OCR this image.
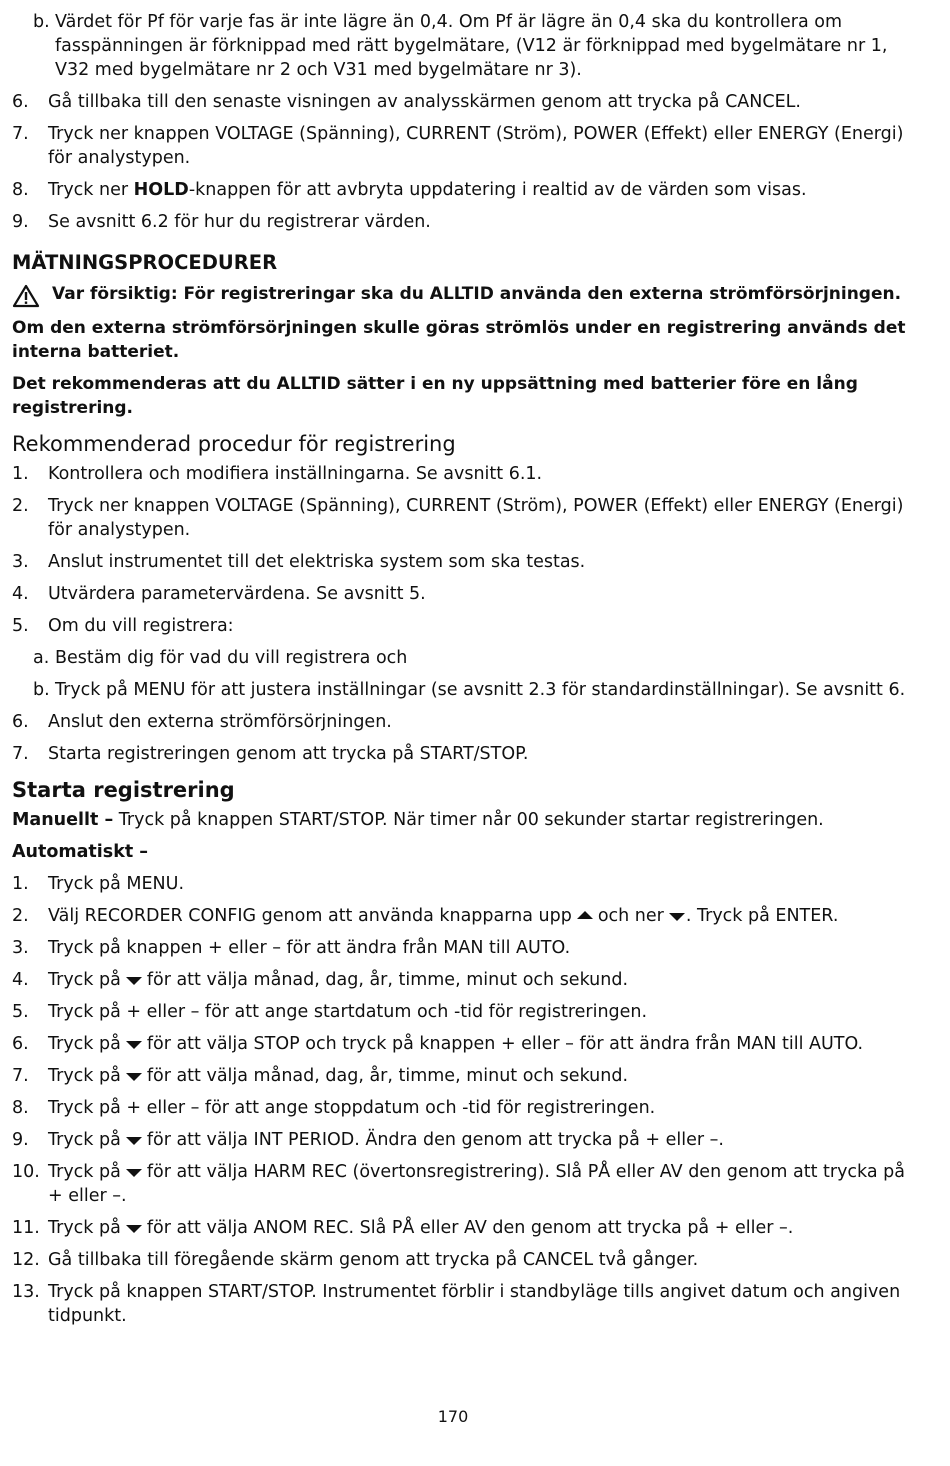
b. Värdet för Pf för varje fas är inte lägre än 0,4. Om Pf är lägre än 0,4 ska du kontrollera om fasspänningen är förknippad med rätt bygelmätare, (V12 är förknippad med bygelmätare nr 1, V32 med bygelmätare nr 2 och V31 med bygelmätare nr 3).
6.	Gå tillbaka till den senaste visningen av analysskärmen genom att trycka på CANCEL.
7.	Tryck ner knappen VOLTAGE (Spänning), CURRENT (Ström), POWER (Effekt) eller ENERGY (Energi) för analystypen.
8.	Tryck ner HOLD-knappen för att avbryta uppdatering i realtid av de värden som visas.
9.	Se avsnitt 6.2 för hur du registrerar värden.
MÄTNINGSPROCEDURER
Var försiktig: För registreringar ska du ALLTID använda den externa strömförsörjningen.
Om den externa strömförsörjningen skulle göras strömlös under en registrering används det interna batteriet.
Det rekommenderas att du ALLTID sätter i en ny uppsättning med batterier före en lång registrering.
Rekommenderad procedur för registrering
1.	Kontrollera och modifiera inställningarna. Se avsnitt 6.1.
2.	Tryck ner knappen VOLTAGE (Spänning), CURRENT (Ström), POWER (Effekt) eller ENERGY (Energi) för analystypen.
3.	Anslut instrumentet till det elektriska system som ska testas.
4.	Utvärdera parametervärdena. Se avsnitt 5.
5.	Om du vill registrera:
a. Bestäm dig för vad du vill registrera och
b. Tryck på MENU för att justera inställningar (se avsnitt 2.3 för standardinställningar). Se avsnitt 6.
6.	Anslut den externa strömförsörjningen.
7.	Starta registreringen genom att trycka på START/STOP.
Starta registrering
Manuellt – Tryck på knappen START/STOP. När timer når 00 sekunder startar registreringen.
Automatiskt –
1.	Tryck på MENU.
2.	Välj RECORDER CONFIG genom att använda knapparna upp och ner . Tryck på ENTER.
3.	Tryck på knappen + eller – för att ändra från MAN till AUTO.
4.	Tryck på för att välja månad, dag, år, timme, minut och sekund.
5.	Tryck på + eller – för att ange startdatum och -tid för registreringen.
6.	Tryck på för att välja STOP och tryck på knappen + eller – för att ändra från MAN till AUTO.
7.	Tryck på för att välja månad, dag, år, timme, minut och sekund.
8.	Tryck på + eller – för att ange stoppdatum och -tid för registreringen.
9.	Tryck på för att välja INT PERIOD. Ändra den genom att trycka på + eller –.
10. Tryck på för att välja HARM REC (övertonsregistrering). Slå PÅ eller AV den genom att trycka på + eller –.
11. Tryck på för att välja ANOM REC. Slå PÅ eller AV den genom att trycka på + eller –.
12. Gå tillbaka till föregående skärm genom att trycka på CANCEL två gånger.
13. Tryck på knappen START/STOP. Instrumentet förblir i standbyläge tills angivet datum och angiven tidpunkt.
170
━━━━━━━━━━━━━━━━━━━━
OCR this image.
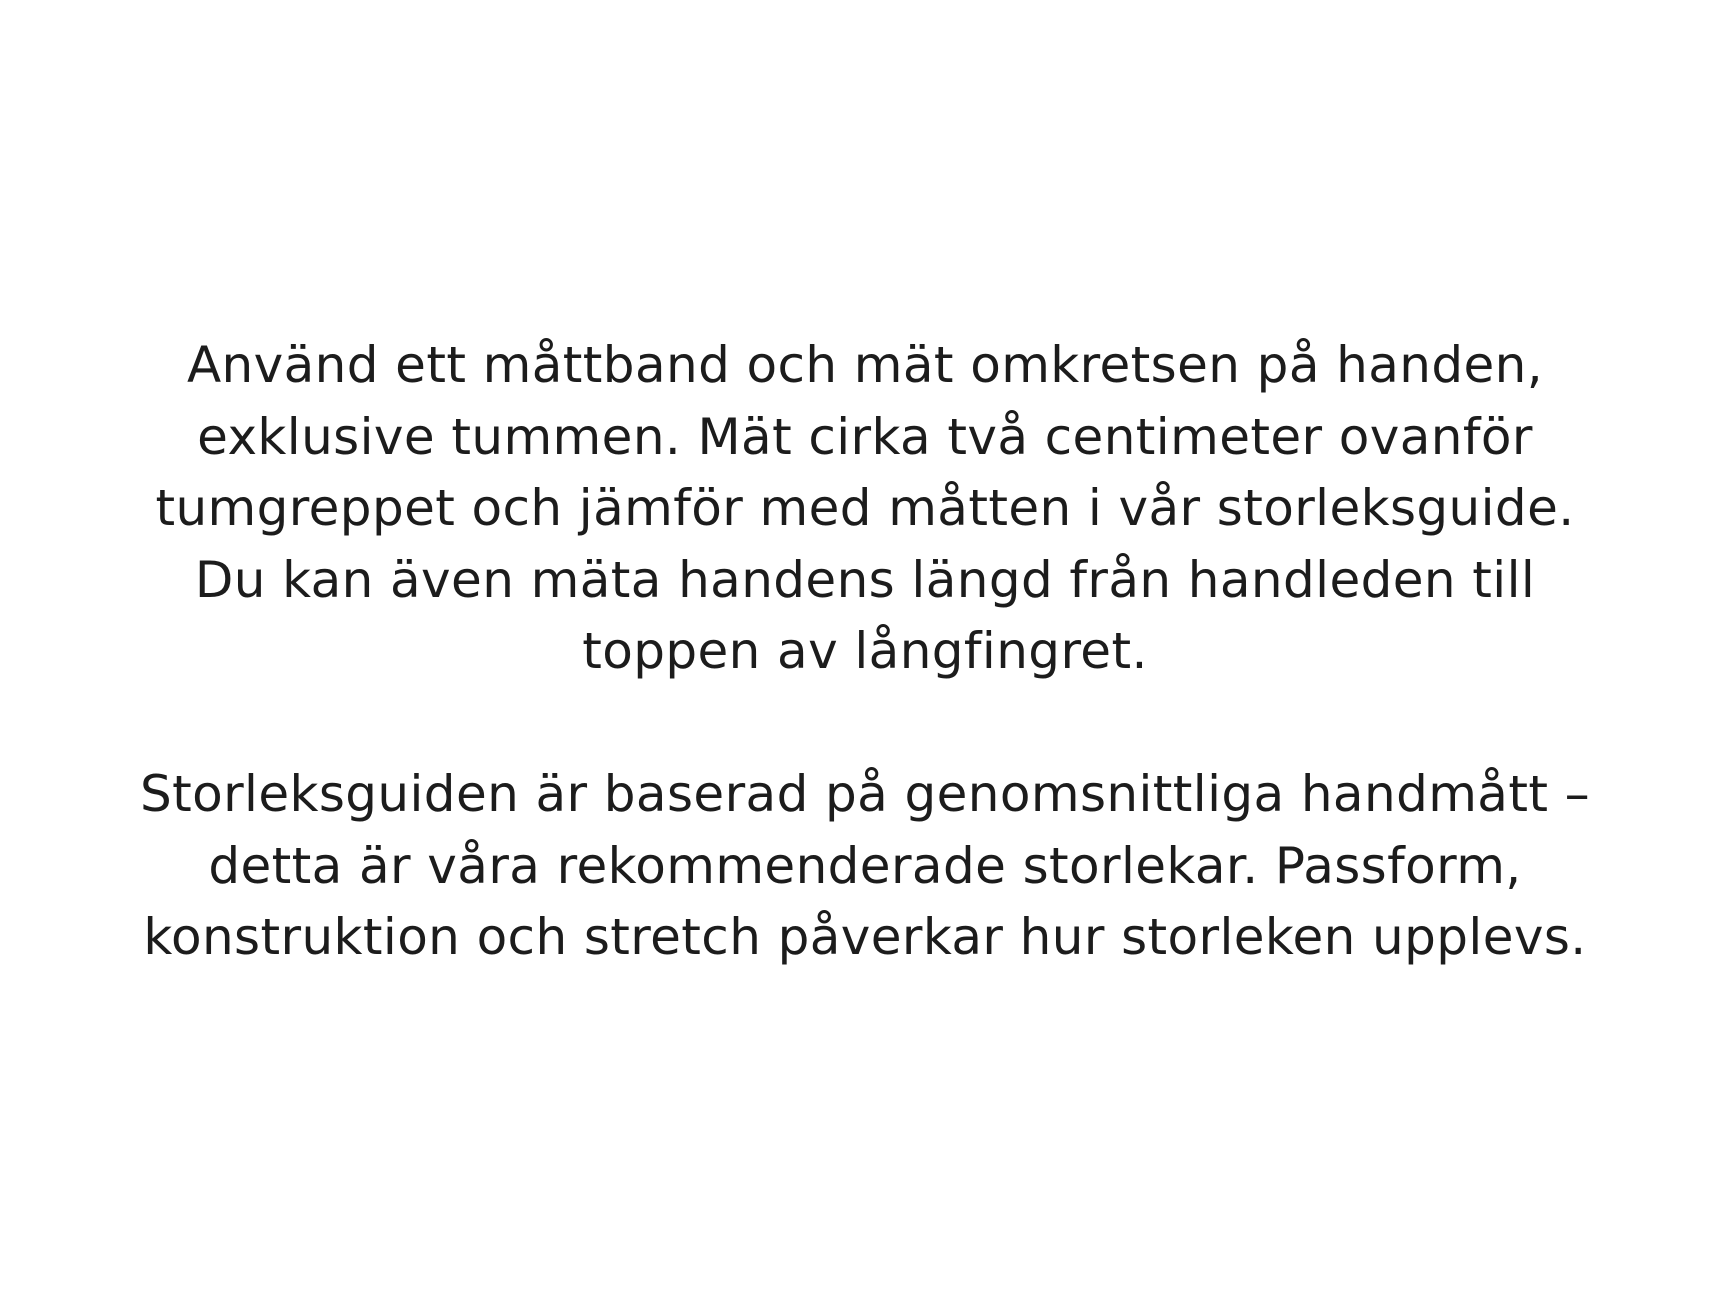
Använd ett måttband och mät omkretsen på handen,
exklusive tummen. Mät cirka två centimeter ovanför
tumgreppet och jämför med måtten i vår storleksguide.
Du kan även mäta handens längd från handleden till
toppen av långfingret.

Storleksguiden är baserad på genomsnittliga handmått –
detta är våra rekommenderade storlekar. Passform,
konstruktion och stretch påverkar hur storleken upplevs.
━━━━━━━━━━━━━━━━━━━━
> Work to complete
Copy out, from the listing above, every line that contains the word "analystypen".

> Solution to this problem
7.	Tryck ner knappen VOLTAGE (Spänning), CURRENT (Ström), POWER (Effekt) eller ENERGY (Energi) för analystypen.
2.	Tryck ner knappen VOLTAGE (Spänning), CURRENT (Ström), POWER (Effekt) eller ENERGY (Energi) för analystypen.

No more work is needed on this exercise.